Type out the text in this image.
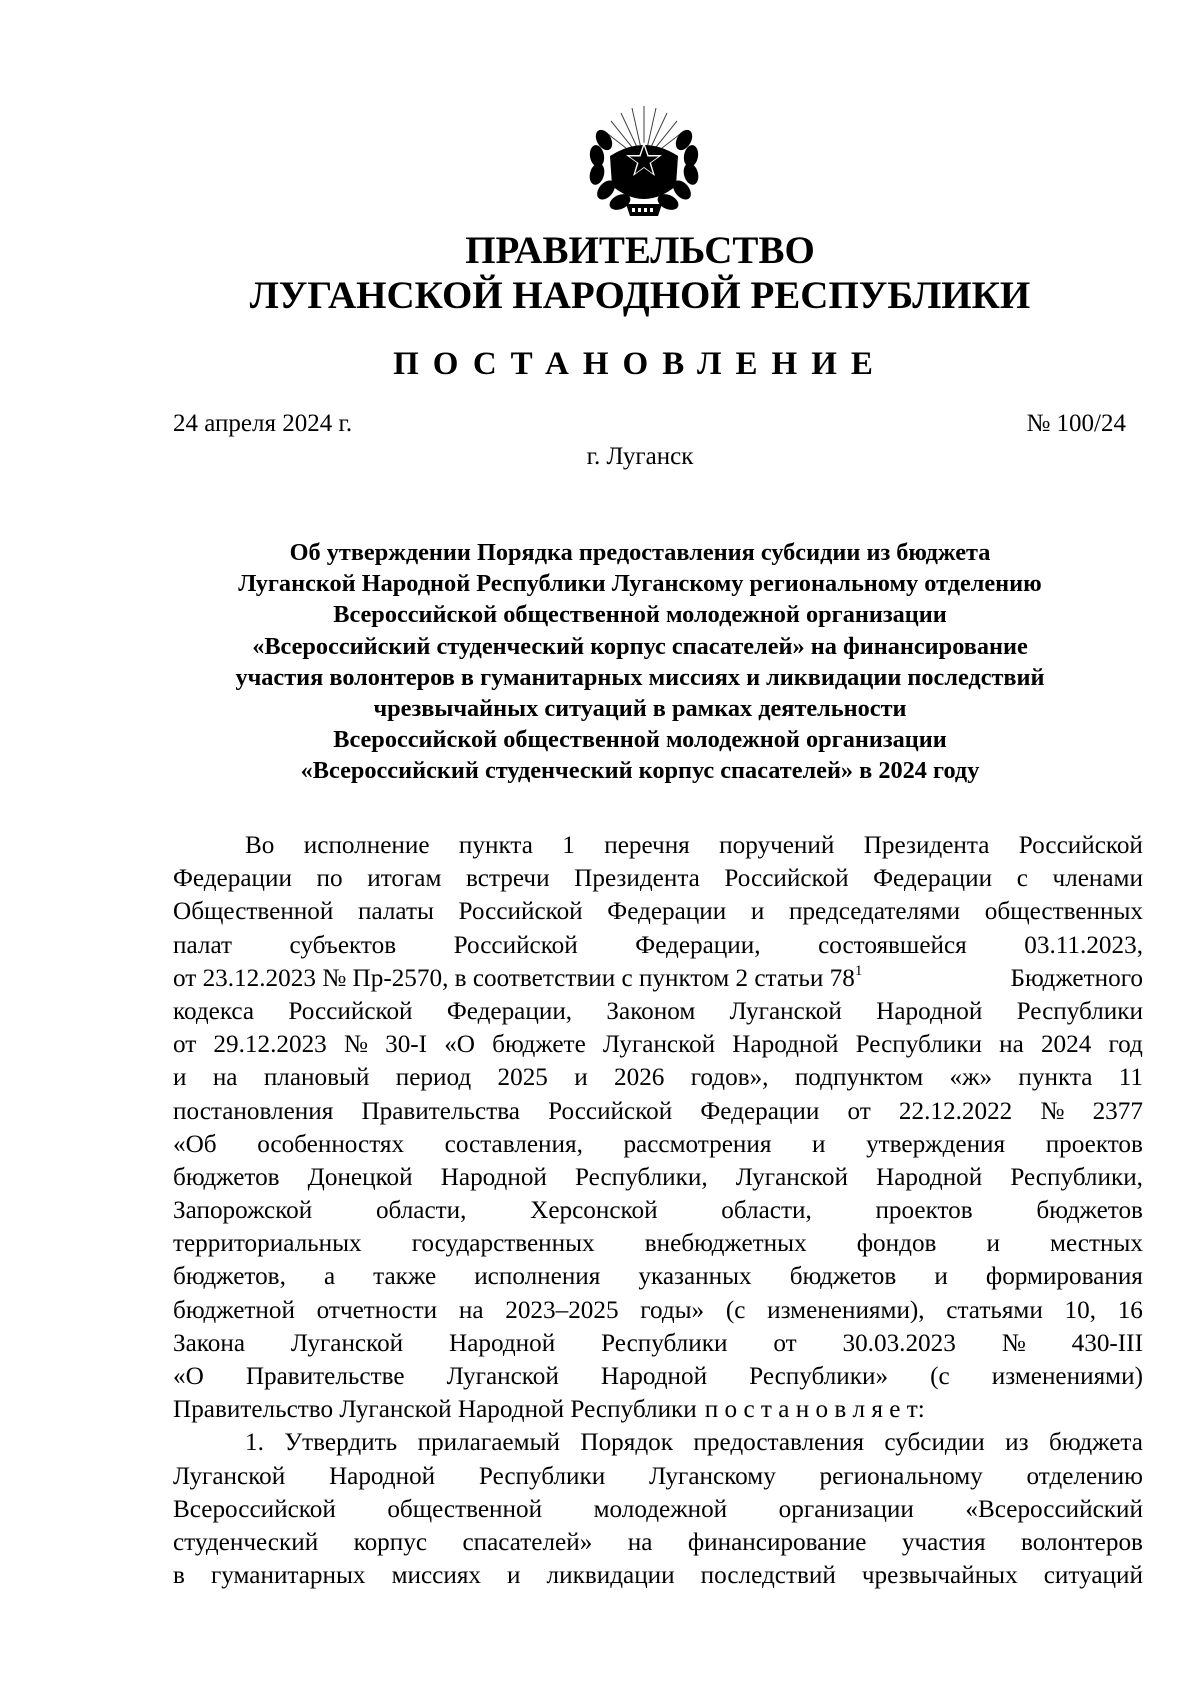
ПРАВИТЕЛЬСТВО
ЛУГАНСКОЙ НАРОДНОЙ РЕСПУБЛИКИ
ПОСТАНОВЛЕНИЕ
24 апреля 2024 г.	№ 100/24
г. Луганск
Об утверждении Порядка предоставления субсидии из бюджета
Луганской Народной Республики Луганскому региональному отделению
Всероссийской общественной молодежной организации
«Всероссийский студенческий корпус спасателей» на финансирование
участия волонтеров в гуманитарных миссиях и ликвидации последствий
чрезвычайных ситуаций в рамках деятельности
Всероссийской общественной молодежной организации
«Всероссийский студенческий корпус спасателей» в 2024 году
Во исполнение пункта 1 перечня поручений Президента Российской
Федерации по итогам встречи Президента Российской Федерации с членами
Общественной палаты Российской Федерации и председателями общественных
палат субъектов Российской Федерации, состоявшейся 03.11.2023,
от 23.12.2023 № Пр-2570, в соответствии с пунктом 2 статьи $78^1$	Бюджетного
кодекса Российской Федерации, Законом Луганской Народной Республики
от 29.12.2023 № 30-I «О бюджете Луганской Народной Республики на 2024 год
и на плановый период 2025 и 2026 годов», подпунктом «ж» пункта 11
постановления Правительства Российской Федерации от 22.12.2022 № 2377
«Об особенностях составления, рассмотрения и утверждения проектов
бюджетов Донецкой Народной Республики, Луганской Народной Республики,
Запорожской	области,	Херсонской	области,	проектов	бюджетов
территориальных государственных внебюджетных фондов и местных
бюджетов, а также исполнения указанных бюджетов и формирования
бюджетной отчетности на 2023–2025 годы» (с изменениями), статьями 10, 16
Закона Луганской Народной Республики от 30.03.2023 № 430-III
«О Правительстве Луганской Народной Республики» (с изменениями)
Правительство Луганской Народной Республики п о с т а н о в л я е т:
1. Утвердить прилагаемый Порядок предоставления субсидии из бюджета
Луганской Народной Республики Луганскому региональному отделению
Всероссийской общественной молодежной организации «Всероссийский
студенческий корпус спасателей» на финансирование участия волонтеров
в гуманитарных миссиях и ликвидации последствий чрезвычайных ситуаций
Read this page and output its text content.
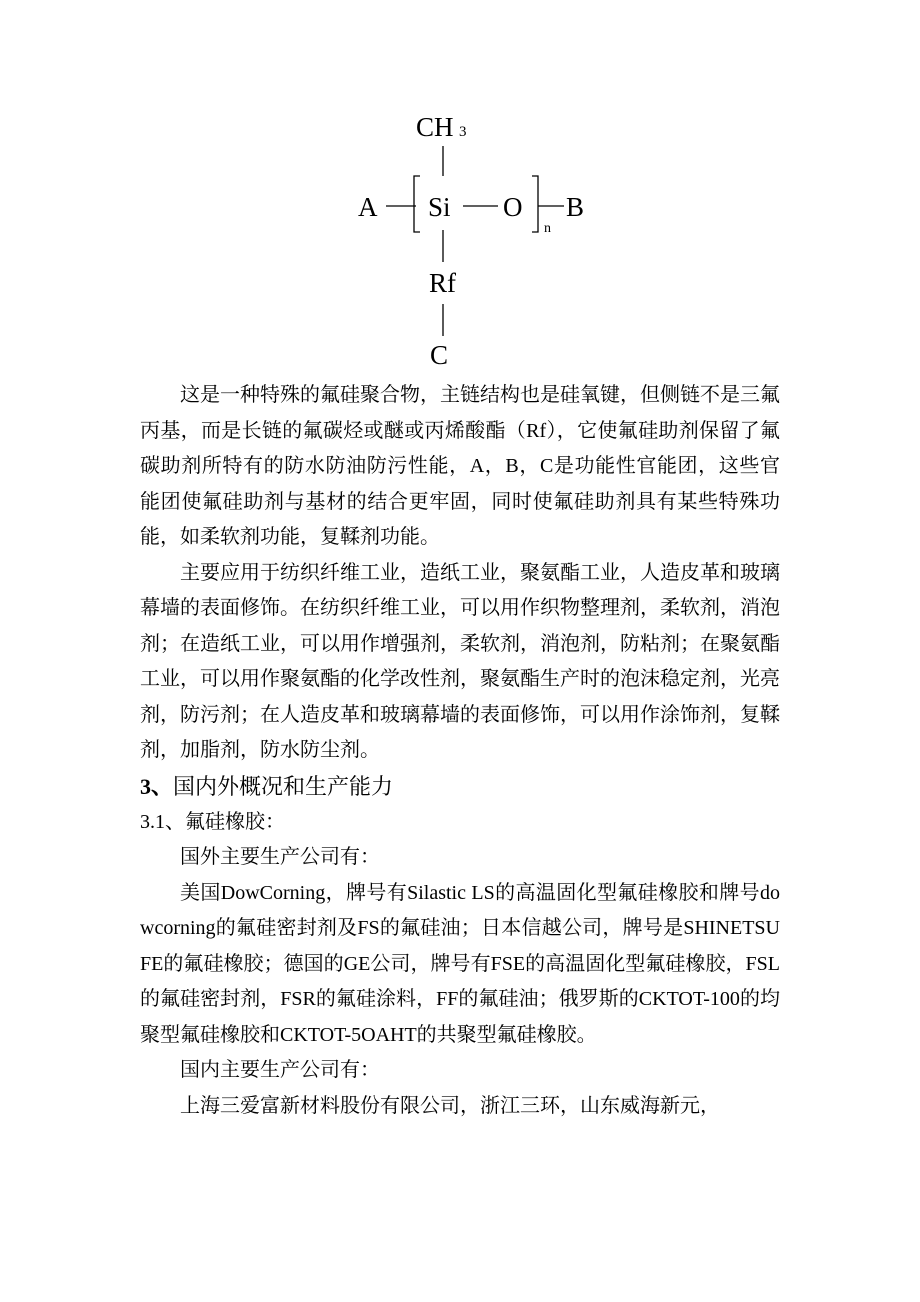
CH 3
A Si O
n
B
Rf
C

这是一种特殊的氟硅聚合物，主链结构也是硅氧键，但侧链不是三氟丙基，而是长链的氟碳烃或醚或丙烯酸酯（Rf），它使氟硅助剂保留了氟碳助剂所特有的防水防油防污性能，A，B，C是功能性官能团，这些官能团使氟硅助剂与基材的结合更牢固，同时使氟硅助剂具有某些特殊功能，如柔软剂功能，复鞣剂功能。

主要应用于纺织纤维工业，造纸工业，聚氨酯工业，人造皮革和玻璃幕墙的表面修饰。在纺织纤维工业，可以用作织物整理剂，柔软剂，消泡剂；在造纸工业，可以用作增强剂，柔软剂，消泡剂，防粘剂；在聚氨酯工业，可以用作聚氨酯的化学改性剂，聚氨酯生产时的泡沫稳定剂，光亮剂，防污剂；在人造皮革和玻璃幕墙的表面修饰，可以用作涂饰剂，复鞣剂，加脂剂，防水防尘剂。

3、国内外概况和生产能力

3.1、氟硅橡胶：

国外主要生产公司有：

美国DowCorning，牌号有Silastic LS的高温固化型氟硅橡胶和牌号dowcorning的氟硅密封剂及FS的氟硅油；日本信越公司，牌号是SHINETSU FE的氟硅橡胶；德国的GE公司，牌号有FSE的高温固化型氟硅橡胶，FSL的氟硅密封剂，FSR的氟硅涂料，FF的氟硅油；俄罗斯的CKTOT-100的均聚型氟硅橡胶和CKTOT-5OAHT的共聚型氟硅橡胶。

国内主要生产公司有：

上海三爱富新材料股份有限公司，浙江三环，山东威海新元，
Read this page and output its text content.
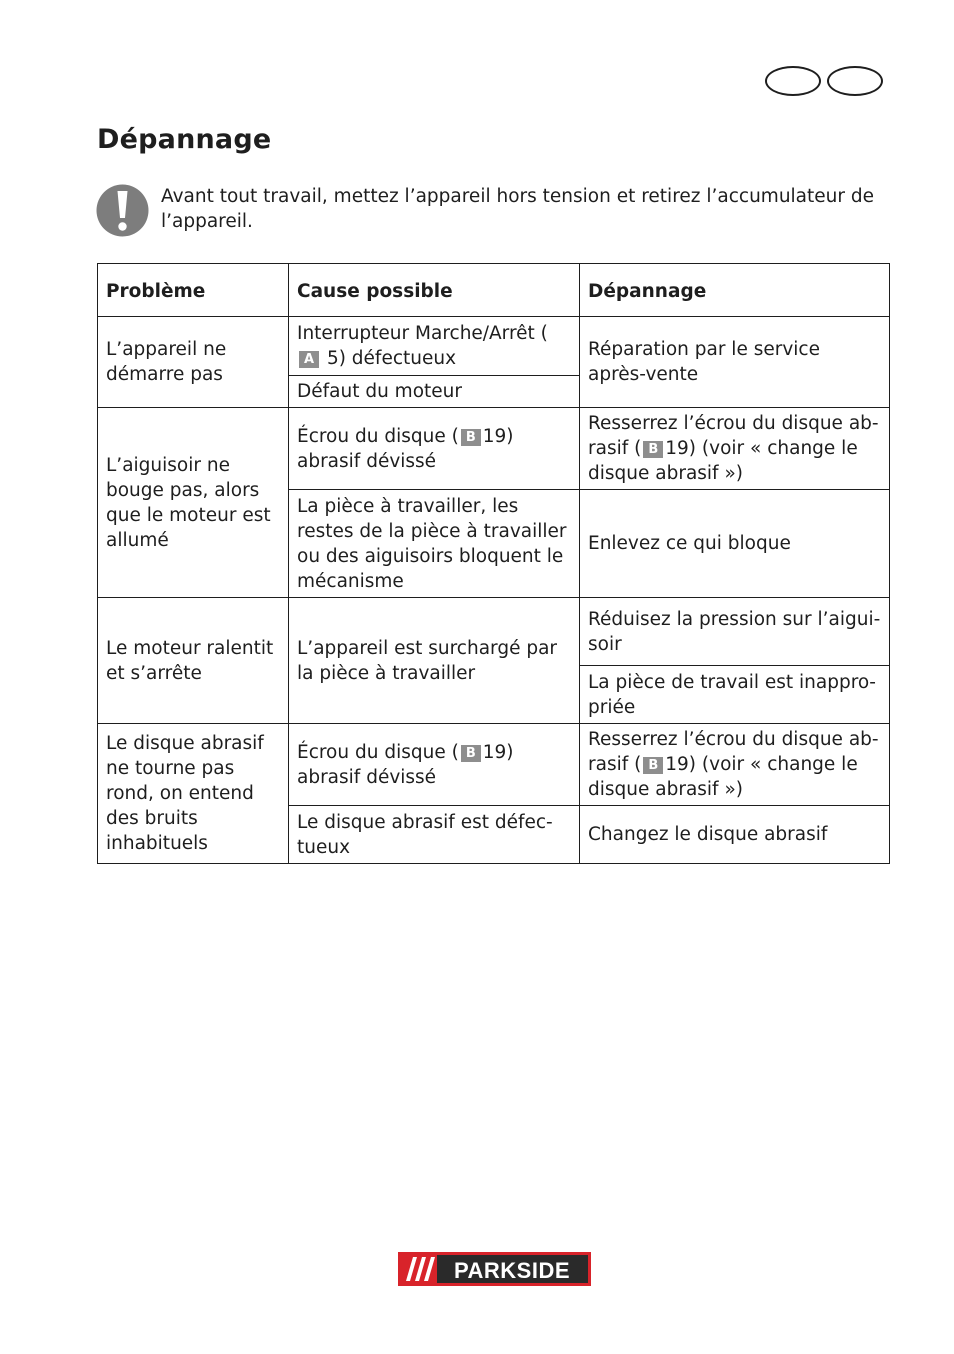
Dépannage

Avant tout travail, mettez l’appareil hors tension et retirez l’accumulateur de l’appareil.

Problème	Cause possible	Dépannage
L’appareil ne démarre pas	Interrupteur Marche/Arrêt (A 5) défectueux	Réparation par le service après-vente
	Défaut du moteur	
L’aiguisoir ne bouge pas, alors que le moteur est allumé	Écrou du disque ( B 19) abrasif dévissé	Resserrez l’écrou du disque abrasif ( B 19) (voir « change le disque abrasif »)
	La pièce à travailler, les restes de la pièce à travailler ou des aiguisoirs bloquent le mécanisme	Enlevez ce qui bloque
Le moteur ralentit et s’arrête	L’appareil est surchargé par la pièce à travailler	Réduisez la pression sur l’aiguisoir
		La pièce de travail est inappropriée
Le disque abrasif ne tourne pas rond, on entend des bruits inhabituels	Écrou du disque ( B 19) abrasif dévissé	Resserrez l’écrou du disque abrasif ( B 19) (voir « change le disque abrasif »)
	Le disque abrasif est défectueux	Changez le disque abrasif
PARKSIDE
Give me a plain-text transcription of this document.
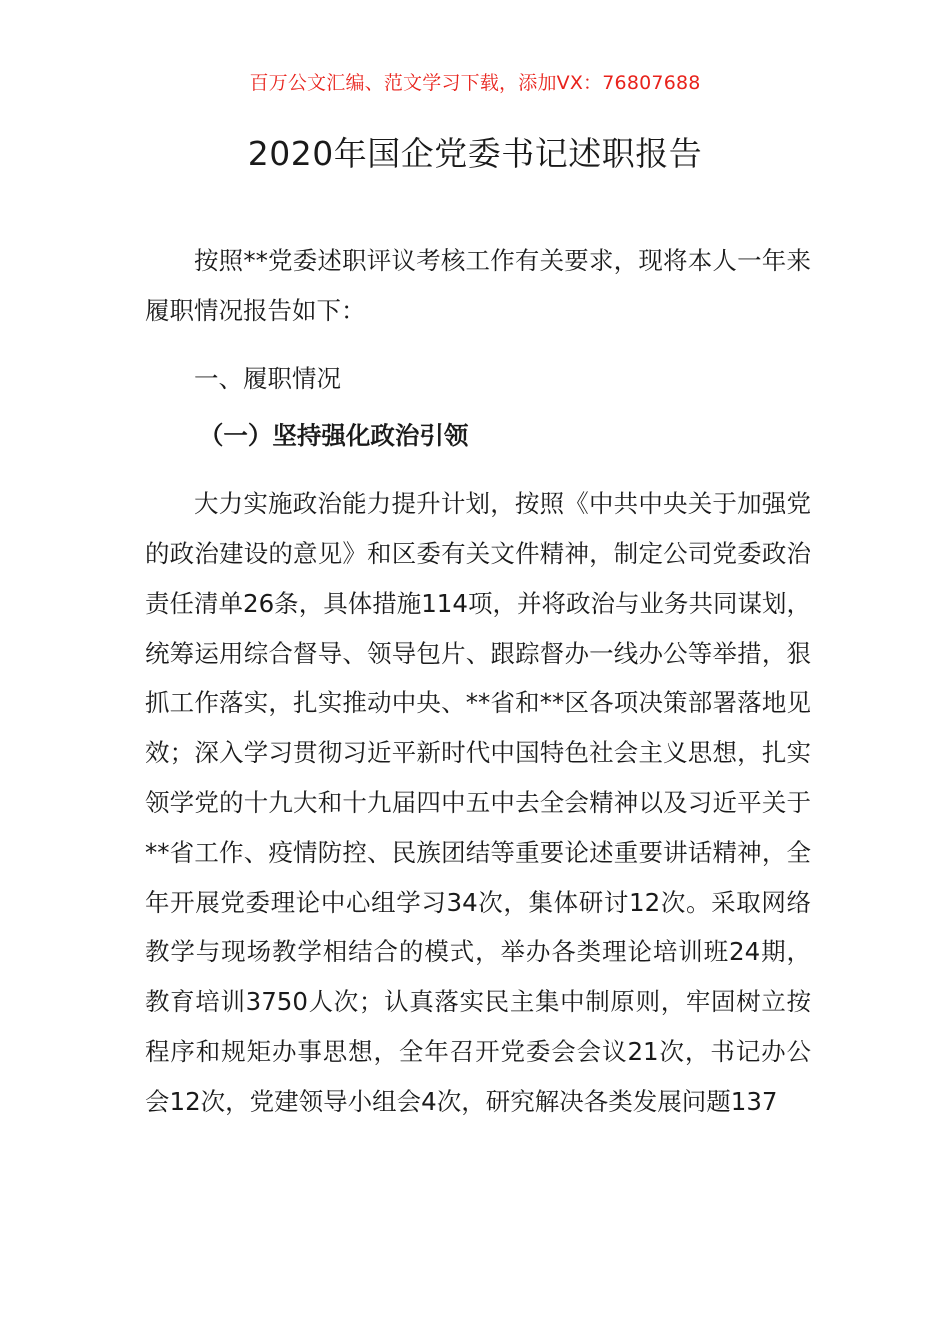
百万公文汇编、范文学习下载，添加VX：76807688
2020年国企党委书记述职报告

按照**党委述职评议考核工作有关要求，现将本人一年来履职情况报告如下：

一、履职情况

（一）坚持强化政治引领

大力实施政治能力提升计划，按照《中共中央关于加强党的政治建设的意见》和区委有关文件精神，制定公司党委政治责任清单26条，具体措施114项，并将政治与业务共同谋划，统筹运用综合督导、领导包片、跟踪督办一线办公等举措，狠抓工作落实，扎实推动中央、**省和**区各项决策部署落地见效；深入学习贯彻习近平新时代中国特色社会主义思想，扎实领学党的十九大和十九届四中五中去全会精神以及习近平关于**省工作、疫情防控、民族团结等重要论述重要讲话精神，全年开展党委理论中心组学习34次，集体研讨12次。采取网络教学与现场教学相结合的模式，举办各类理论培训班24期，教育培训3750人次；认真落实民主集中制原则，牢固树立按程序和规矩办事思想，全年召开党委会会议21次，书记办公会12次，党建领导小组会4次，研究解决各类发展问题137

----------

Request. Omit the pictures and output all of the other material exactly.

The reply.
Type out the text in this image.
ПРАВИТЕЛЬСТВО
ЛУГАНСКОЙ НАРОДНОЙ РЕСПУБЛИКИ
ПОСТАНОВЛЕНИЕ
24 апреля 2024 г.	№ 100/24
г. Луганск
Об утверждении Порядка предоставления субсидии из бюджета
Луганской Народной Республики Луганскому региональному отделению
Всероссийской общественной молодежной организации
«Всероссийский студенческий корпус спасателей» на финансирование
участия волонтеров в гуманитарных миссиях и ликвидации последствий
чрезвычайных ситуаций в рамках деятельности
Всероссийской общественной молодежной организации
«Всероссийский студенческий корпус спасателей» в 2024 году
Во исполнение пункта 1 перечня поручений Президента Российской
Федерации по итогам встречи Президента Российской Федерации с членами
Общественной палаты Российской Федерации и председателями общественных
палат субъектов Российской Федерации, состоявшейся 03.11.2023,
от 23.12.2023 № Пр-2570, в соответствии с пунктом 2 статьи $78^1$	Бюджетного
кодекса Российской Федерации, Законом Луганской Народной Республики
от 29.12.2023 № 30-I «О бюджете Луганской Народной Республики на 2024 год
и на плановый период 2025 и 2026 годов», подпунктом «ж» пункта 11
постановления Правительства Российской Федерации от 22.12.2022 № 2377
«Об особенностях составления, рассмотрения и утверждения проектов
бюджетов Донецкой Народной Республики, Луганской Народной Республики,
Запорожской	области,	Херсонской	области,	проектов	бюджетов
территориальных государственных внебюджетных фондов и местных
бюджетов, а также исполнения указанных бюджетов и формирования
бюджетной отчетности на 2023–2025 годы» (с изменениями), статьями 10, 16
Закона Луганской Народной Республики от 30.03.2023 № 430-III
«О Правительстве Луганской Народной Республики» (с изменениями)
Правительство Луганской Народной Республики п о с т а н о в л я е т:
1. Утвердить прилагаемый Порядок предоставления субсидии из бюджета
Луганской Народной Республики Луганскому региональному отделению
Всероссийской общественной молодежной организации «Всероссийский
студенческий корпус спасателей» на финансирование участия волонтеров
в гуманитарных миссиях и ликвидации последствий чрезвычайных ситуаций
Read this page and output its text content.
CH 3
A Si O
n
B
Rf
C

这是一种特殊的氟硅聚合物，主链结构也是硅氧键，但侧链不是三氟丙基，而是长链的氟碳烃或醚或丙烯酸酯（Rf），它使氟硅助剂保留了氟碳助剂所特有的防水防油防污性能，A，B，C是功能性官能团，这些官能团使氟硅助剂与基材的结合更牢固，同时使氟硅助剂具有某些特殊功能，如柔软剂功能，复鞣剂功能。

主要应用于纺织纤维工业，造纸工业，聚氨酯工业，人造皮革和玻璃幕墙的表面修饰。在纺织纤维工业，可以用作织物整理剂，柔软剂，消泡剂；在造纸工业，可以用作增强剂，柔软剂，消泡剂，防粘剂；在聚氨酯工业，可以用作聚氨酯的化学改性剂，聚氨酯生产时的泡沫稳定剂，光亮剂，防污剂；在人造皮革和玻璃幕墙的表面修饰，可以用作涂饰剂，复鞣剂，加脂剂，防水防尘剂。

3、国内外概况和生产能力

3.1、氟硅橡胶：

国外主要生产公司有：

美国DowCorning，牌号有Silastic LS的高温固化型氟硅橡胶和牌号dowcorning的氟硅密封剂及FS的氟硅油；日本信越公司，牌号是SHINETSU FE的氟硅橡胶；德国的GE公司，牌号有FSE的高温固化型氟硅橡胶，FSL的氟硅密封剂，FSR的氟硅涂料，FF的氟硅油；俄罗斯的CKTOT-100的均聚型氟硅橡胶和CKTOT-5OAHT的共聚型氟硅橡胶。

国内主要生产公司有：

上海三爱富新材料股份有限公司，浙江三环，山东威海新元，
Read this page and output its text content.
Dépannage

Avant tout travail, mettez l’appareil hors tension et retirez l’accumulateur de l’appareil.

Problème	Cause possible	Dépannage
L’appareil ne démarre pas	Interrupteur Marche/Arrêt (A 5) défectueux	Réparation par le service après-vente
	Défaut du moteur	
L’aiguisoir ne bouge pas, alors que le moteur est allumé	Écrou du disque ( B 19) abrasif dévissé	Resserrez l’écrou du disque abrasif ( B 19) (voir « change le disque abrasif »)
	La pièce à travailler, les restes de la pièce à travailler ou des aiguisoirs bloquent le mécanisme	Enlevez ce qui bloque
Le moteur ralentit et s’arrête	L’appareil est surchargé par la pièce à travailler	Réduisez la pression sur l’aiguisoir
		La pièce de travail est inappropriée
Le disque abrasif ne tourne pas rond, on entend des bruits inhabituels	Écrou du disque ( B 19) abrasif dévissé	Resserrez l’écrou du disque abrasif ( B 19) (voir « change le disque abrasif »)
	Le disque abrasif est défectueux	Changez le disque abrasif
PARKSIDE
Give me a plain-text transcription of this document.
百万公文汇编、范文学习下载，添加VX：76807688
2020年国企党委书记述职报告

按照**党委述职评议考核工作有关要求，现将本人一年来履职情况报告如下：

一、履职情况

（一）坚持强化政治引领

大力实施政治能力提升计划，按照《中共中央关于加强党的政治建设的意见》和区委有关文件精神，制定公司党委政治责任清单26条，具体措施114项，并将政治与业务共同谋划，统筹运用综合督导、领导包片、跟踪督办一线办公等举措，狠抓工作落实，扎实推动中央、**省和**区各项决策部署落地见效；深入学习贯彻习近平新时代中国特色社会主义思想，扎实领学党的十九大和十九届四中五中去全会精神以及习近平关于**省工作、疫情防控、民族团结等重要论述重要讲话精神，全年开展党委理论中心组学习34次，集体研讨12次。采取网络教学与现场教学相结合的模式，举办各类理论培训班24期，教育培训3750人次；认真落实民主集中制原则，牢固树立按程序和规矩办事思想，全年召开党委会会议21次，书记办公会12次，党建领导小组会4次，研究解决各类发展问题137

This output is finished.